→ WORK INSTRUCTIONS
All of the lines below are to be transcribed faithfully, with pictures excluded from the copy.

•••

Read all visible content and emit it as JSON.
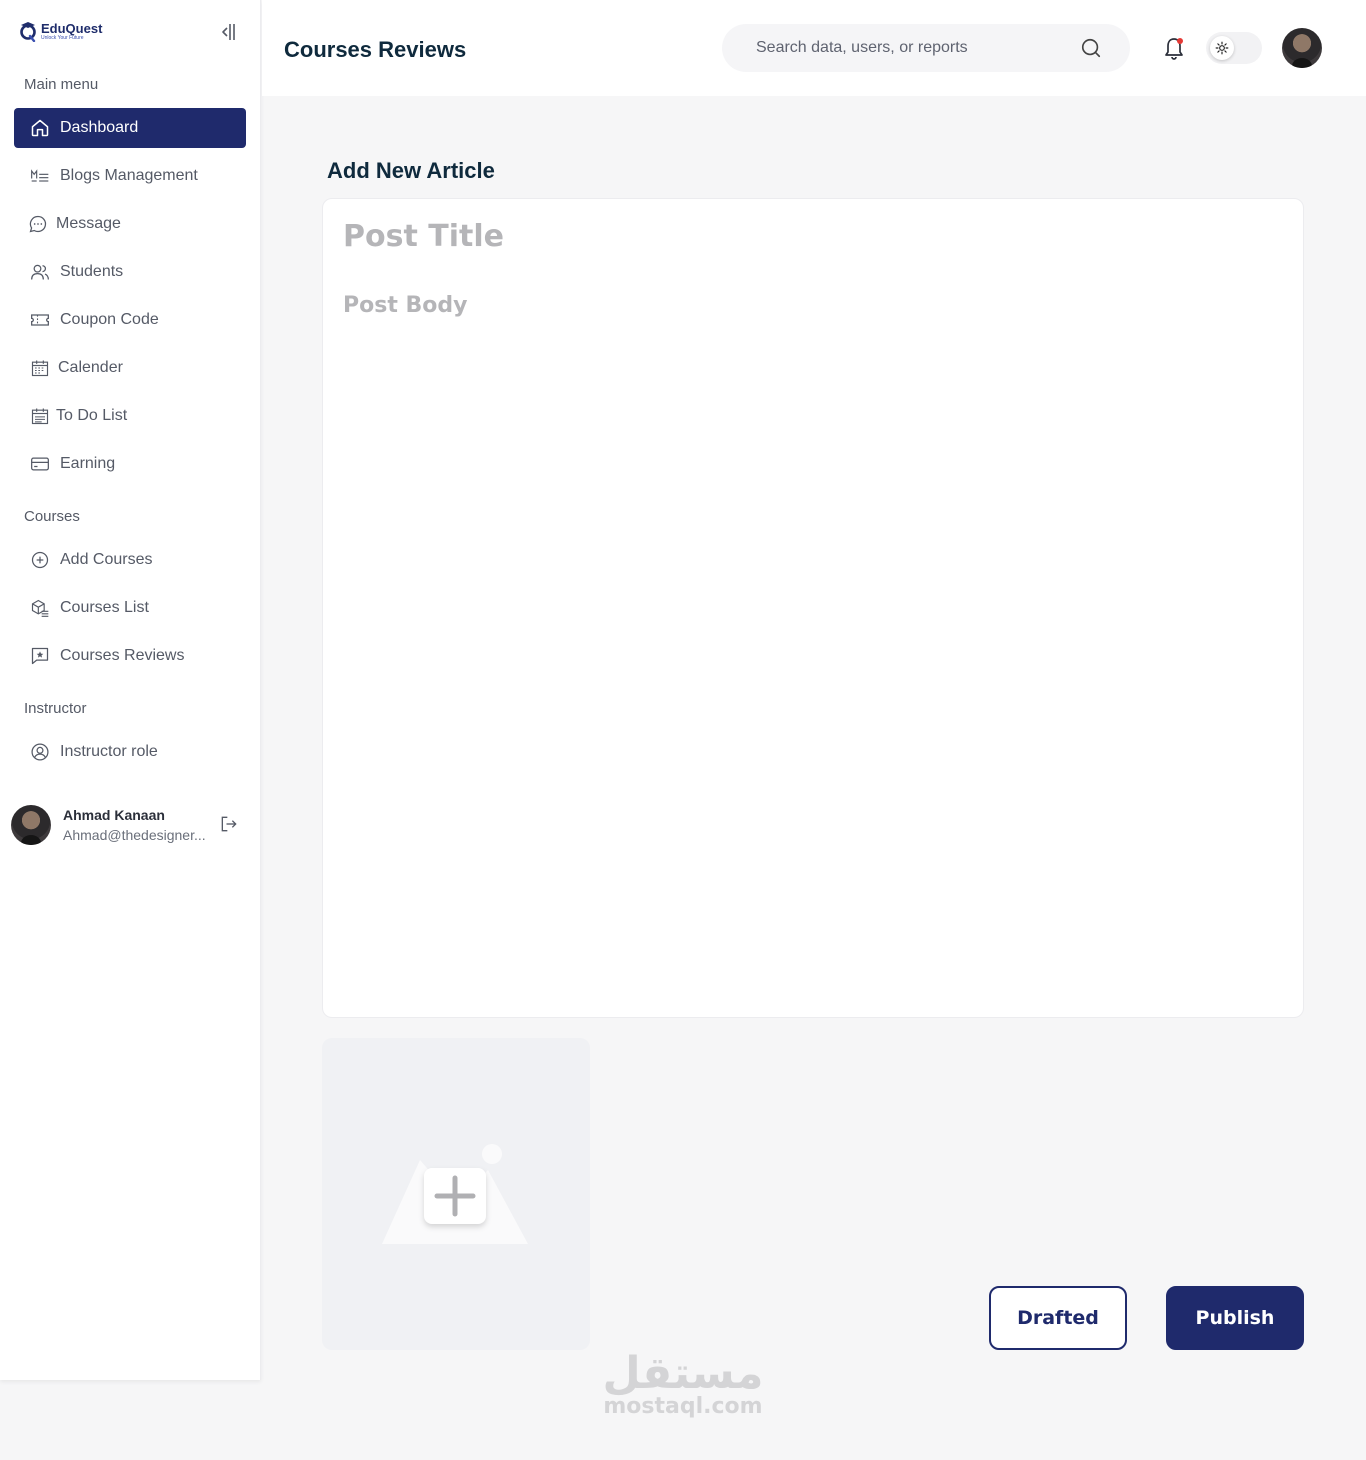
{
  "app": {
    "logo_name": "EduQuest",
    "logo_tagline": "Unlock Your Future"
  },
  "sidebar": {
    "main_menu_label": "Main menu",
    "main_items": [
      {
        "label": "Dashboard",
        "icon": "home-icon",
        "active": true
      },
      {
        "label": "Blogs Management",
        "icon": "markdown-list-icon",
        "active": false
      },
      {
        "label": "Message",
        "icon": "chat-bubble-icon",
        "active": false
      },
      {
        "label": "Students",
        "icon": "users-icon",
        "active": false
      },
      {
        "label": "Coupon Code",
        "icon": "ticket-icon",
        "active": false
      },
      {
        "label": "Calender",
        "icon": "calendar-icon",
        "active": false
      },
      {
        "label": "To Do List",
        "icon": "calendar-list-icon",
        "active": false
      },
      {
        "label": "Earning",
        "icon": "credit-card-icon",
        "active": false
      }
    ],
    "courses_label": "Courses",
    "course_items": [
      {
        "label": "Add Courses",
        "icon": "plus-circle-icon"
      },
      {
        "label": "Courses List",
        "icon": "box-list-icon"
      },
      {
        "label": "Courses Reviews",
        "icon": "star-message-icon"
      }
    ],
    "instructor_label": "Instructor",
    "instructor_items": [
      {
        "label": "Instructor role",
        "icon": "user-circle-icon"
      }
    ],
    "user": {
      "name": "Ahmad Kanaan",
      "email": "Ahmad@thedesigner..."
    }
  },
  "header": {
    "title": "Courses Reviews",
    "search_placeholder": "Search data, users, or reports",
    "theme": "light"
  },
  "main": {
    "heading": "Add New Article",
    "post_title_placeholder": "Post Title",
    "post_body_placeholder": "Post Body",
    "drafted_label": "Drafted",
    "publish_label": "Publish"
  },
  "watermark": {
    "arabic": "مستقل",
    "latin": "mostaql.com"
  },
  "colors": {
    "primary": "#1f2a6c",
    "heading": "#0f2a3d",
    "notification_dot": "#e53935"
  }
}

•••

→ CORRECT ANSWER
Read all visible content and emit it as JSON.
{
  "app": {
    "logo_name": "EduQuest",
    "logo_tagline": "Unlock Your Future"
  },
  "sidebar": {
    "main_menu_label": "Main menu",
    "main_items": [
      {
        "label": "Dashboard",
        "icon": "home-icon",
        "active": true
      },
      {
        "label": "Blogs Management",
        "icon": "markdown-list-icon",
        "active": false
      },
      {
        "label": "Message",
        "icon": "chat-bubble-icon",
        "active": false
      },
      {
        "label": "Students",
        "icon": "users-icon",
        "active": false
      },
      {
        "label": "Coupon Code",
        "icon": "ticket-icon",
        "active": false
      },
      {
        "label": "Calender",
        "icon": "calendar-icon",
        "active": false
      },
      {
        "label": "To Do List",
        "icon": "calendar-list-icon",
        "active": false
      },
      {
        "label": "Earning",
        "icon": "credit-card-icon",
        "active": false
      }
    ],
    "courses_label": "Courses",
    "course_items": [
      {
        "label": "Add Courses",
        "icon": "plus-circle-icon"
      },
      {
        "label": "Courses List",
        "icon": "box-list-icon"
      },
      {
        "label": "Courses Reviews",
        "icon": "star-message-icon"
      }
    ],
    "instructor_label": "Instructor",
    "instructor_items": [
      {
        "label": "Instructor role",
        "icon": "user-circle-icon"
      }
    ],
    "user": {
      "name": "Ahmad Kanaan",
      "email": "Ahmad@thedesigner..."
    }
  },
  "header": {
    "title": "Courses Reviews",
    "search_placeholder": "Search data, users, or reports",
    "theme": "light"
  },
  "main": {
    "heading": "Add New Article",
    "post_title_placeholder": "Post Title",
    "post_body_placeholder": "Post Body",
    "drafted_label": "Drafted",
    "publish_label": "Publish"
  },
  "watermark": {
    "arabic": "مستقل",
    "latin": "mostaql.com"
  },
  "colors": {
    "primary": "#1f2a6c",
    "heading": "#0f2a3d",
    "notification_dot": "#e53935"
  }
}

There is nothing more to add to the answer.